Stated goal: Show all lines that include the string "JSON"; copy each one.

── Recorded information

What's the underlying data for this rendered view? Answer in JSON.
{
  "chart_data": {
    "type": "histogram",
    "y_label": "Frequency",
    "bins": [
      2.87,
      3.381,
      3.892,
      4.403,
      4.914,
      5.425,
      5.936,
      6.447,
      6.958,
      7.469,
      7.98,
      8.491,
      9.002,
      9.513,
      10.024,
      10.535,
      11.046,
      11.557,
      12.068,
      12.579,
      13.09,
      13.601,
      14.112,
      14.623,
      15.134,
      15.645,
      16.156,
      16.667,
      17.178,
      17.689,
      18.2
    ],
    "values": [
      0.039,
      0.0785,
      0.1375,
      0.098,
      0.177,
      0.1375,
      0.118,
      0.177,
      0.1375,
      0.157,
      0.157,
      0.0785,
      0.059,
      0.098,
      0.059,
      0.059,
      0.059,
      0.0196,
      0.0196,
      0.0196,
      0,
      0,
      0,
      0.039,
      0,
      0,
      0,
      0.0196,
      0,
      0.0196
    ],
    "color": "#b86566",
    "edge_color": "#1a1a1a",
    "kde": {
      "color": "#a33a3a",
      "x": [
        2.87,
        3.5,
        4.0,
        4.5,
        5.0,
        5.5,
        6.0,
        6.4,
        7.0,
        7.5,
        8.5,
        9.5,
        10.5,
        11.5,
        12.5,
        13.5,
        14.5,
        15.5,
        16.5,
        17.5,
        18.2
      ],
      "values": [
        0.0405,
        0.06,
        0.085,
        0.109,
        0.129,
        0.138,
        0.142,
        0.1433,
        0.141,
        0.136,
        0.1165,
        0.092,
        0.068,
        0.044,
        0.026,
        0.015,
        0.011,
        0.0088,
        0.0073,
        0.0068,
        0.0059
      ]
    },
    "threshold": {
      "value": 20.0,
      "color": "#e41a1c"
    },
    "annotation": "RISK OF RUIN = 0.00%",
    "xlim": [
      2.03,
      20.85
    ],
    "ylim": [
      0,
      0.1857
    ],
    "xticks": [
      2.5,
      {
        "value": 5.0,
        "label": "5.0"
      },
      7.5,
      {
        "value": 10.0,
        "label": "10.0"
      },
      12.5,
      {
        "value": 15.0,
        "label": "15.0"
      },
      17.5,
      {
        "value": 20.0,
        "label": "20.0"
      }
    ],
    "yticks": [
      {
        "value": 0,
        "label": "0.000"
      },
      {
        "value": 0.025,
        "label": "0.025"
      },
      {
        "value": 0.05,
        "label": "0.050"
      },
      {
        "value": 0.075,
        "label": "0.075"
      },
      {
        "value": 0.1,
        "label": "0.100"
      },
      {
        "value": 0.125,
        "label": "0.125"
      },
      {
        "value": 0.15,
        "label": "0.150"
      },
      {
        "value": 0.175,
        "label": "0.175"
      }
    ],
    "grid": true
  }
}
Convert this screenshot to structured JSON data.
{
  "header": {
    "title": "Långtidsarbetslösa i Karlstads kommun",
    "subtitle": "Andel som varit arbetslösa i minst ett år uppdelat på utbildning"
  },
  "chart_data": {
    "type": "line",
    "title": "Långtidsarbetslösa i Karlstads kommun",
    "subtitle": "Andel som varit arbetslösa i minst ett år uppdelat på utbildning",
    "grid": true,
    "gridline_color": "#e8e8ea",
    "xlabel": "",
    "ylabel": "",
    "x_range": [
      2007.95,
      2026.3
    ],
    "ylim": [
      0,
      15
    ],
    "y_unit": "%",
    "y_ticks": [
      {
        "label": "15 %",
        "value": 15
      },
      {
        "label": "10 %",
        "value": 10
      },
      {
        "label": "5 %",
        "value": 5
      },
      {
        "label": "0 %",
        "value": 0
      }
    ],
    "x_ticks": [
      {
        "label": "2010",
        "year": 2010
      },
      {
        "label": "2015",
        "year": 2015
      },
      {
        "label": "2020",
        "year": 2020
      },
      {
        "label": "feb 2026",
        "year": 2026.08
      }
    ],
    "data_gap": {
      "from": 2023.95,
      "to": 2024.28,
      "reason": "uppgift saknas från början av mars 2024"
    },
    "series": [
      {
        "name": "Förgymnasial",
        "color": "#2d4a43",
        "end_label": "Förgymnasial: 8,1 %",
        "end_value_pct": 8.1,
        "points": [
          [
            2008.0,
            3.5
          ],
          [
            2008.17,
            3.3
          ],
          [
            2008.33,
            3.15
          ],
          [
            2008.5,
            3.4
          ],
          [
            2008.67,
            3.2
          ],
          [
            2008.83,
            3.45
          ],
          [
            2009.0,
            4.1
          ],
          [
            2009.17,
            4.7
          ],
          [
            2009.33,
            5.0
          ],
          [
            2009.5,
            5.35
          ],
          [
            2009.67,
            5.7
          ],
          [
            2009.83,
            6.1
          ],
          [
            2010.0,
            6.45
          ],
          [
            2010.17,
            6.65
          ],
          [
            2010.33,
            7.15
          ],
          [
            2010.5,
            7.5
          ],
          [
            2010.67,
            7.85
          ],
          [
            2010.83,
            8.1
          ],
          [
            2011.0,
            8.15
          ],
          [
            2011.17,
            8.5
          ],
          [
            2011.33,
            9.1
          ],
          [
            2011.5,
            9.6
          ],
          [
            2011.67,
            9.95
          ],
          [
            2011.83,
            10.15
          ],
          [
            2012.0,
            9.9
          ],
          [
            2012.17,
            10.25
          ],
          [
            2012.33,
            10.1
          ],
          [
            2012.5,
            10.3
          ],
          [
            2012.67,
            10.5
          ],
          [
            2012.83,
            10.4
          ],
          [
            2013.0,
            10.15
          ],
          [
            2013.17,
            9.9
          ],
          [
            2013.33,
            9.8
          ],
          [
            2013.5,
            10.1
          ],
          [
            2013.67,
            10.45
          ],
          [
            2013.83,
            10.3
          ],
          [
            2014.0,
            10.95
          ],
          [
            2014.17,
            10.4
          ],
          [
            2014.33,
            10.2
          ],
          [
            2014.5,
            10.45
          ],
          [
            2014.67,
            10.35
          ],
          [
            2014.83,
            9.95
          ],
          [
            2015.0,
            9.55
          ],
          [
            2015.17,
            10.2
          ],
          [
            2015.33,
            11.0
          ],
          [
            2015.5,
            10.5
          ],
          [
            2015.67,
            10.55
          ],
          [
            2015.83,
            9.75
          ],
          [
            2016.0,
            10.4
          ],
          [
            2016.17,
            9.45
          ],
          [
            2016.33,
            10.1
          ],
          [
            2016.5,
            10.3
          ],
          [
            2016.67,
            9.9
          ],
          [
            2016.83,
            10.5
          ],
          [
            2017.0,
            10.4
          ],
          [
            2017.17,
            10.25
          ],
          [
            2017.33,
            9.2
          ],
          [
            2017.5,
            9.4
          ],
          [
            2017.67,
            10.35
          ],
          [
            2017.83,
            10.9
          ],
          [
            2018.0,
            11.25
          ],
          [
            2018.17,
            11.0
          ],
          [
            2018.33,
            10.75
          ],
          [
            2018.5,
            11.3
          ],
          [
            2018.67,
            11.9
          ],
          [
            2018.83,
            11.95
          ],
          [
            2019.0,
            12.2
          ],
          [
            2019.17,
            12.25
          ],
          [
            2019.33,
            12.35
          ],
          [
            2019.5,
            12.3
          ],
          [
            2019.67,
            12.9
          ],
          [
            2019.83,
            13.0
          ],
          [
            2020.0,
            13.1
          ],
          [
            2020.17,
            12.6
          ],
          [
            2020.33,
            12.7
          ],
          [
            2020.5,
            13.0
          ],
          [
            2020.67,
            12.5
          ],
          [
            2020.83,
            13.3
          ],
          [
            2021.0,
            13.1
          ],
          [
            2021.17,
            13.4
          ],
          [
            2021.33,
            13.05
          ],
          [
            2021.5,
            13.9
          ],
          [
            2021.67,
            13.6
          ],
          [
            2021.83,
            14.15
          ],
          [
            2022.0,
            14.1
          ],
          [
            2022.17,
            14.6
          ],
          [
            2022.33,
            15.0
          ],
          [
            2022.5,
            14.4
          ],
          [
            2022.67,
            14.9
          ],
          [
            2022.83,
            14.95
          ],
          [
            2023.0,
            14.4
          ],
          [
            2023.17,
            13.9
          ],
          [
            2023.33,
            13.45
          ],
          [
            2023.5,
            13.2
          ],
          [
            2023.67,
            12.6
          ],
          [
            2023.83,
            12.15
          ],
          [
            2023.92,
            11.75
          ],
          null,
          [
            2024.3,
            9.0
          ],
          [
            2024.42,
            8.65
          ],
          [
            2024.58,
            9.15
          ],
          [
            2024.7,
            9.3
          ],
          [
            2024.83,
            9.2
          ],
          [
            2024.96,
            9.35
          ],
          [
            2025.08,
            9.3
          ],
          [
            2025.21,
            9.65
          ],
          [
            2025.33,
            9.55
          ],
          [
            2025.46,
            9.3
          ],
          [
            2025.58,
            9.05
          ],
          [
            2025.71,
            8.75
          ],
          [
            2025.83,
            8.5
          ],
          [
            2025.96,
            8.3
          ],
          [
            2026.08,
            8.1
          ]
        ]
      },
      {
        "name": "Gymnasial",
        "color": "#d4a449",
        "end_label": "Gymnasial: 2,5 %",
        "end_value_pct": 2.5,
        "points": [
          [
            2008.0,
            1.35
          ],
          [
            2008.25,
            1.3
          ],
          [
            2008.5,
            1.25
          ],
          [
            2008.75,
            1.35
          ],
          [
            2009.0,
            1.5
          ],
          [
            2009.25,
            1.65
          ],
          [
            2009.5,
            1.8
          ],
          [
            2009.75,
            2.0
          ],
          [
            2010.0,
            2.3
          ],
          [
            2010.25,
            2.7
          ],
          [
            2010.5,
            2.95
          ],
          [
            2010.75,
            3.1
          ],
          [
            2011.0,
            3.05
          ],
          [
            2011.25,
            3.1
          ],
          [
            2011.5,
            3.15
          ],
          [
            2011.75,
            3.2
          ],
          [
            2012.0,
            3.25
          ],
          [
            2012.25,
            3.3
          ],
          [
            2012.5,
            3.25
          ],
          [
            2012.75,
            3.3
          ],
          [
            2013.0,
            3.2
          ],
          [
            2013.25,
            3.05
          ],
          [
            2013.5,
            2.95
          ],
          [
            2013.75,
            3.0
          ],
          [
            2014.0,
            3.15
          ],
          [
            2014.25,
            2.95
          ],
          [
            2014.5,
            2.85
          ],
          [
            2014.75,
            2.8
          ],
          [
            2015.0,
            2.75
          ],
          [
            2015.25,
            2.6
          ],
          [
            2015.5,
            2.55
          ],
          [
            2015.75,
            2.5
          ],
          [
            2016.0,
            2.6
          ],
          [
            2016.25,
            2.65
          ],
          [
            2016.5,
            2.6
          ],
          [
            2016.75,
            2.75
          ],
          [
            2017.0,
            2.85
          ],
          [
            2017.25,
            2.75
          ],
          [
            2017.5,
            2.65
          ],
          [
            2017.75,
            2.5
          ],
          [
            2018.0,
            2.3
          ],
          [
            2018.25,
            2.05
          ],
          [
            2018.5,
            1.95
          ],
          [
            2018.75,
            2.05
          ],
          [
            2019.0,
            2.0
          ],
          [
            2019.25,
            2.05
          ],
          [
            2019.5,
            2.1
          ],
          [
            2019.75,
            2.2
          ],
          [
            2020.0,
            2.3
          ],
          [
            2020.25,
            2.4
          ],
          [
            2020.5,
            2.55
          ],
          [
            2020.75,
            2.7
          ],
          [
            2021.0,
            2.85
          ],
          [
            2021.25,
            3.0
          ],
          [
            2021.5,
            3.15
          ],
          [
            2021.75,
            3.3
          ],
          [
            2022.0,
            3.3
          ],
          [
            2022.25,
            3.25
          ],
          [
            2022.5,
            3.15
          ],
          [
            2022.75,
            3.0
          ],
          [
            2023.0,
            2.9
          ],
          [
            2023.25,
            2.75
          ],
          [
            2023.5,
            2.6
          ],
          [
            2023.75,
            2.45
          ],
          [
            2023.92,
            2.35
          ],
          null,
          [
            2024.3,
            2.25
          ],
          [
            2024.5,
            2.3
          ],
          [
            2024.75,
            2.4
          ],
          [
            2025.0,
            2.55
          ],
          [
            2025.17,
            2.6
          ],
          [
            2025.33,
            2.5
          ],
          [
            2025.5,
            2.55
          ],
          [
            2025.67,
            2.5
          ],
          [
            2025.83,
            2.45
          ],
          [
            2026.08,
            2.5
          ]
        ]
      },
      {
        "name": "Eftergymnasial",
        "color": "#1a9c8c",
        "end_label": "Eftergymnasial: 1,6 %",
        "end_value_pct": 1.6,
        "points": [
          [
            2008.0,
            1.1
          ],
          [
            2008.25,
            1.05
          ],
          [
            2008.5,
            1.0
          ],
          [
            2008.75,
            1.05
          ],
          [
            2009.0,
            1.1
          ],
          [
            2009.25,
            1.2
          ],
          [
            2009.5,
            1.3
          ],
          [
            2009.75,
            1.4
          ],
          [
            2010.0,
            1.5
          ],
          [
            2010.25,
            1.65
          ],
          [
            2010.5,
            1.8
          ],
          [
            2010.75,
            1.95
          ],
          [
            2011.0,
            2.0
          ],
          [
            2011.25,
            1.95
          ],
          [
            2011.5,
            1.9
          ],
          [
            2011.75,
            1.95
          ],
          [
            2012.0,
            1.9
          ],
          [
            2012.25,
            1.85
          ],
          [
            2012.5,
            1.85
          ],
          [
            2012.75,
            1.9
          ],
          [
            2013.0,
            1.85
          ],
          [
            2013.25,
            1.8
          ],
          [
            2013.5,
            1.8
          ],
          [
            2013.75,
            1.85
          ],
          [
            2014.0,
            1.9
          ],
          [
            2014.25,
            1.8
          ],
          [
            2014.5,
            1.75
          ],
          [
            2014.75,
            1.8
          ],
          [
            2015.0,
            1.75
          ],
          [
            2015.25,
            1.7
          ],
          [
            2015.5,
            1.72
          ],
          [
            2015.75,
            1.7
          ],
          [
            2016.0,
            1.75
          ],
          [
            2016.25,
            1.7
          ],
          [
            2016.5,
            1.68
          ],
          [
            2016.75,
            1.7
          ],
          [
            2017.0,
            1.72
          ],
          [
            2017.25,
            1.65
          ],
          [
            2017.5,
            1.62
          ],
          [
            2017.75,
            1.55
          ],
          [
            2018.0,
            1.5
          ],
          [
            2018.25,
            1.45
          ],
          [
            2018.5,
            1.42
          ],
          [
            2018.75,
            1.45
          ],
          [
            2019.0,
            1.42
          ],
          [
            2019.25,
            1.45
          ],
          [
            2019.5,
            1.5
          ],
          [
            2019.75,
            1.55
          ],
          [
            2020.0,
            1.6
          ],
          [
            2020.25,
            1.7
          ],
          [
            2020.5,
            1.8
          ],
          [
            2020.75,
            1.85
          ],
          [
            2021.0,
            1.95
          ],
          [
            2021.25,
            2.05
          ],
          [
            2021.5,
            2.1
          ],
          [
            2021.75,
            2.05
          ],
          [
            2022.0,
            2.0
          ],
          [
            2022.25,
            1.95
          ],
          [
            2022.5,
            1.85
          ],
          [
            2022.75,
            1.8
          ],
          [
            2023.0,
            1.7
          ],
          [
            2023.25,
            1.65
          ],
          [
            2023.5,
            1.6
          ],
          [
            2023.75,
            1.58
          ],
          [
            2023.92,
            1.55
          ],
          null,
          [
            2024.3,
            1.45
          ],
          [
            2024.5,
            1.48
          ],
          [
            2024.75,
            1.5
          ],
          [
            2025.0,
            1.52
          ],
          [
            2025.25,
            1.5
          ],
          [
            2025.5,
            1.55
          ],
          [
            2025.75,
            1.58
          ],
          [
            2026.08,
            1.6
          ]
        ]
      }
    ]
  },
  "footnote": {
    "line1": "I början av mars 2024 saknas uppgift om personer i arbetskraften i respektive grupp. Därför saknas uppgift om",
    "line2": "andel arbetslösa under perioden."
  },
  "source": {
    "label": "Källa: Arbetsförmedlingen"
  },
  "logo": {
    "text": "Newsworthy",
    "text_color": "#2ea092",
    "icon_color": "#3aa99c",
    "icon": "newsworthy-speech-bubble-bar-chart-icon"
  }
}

────

Final result:
What's the underlying data for this rendered view? Answer in JSON.
Convert this screenshot to structured JSON data.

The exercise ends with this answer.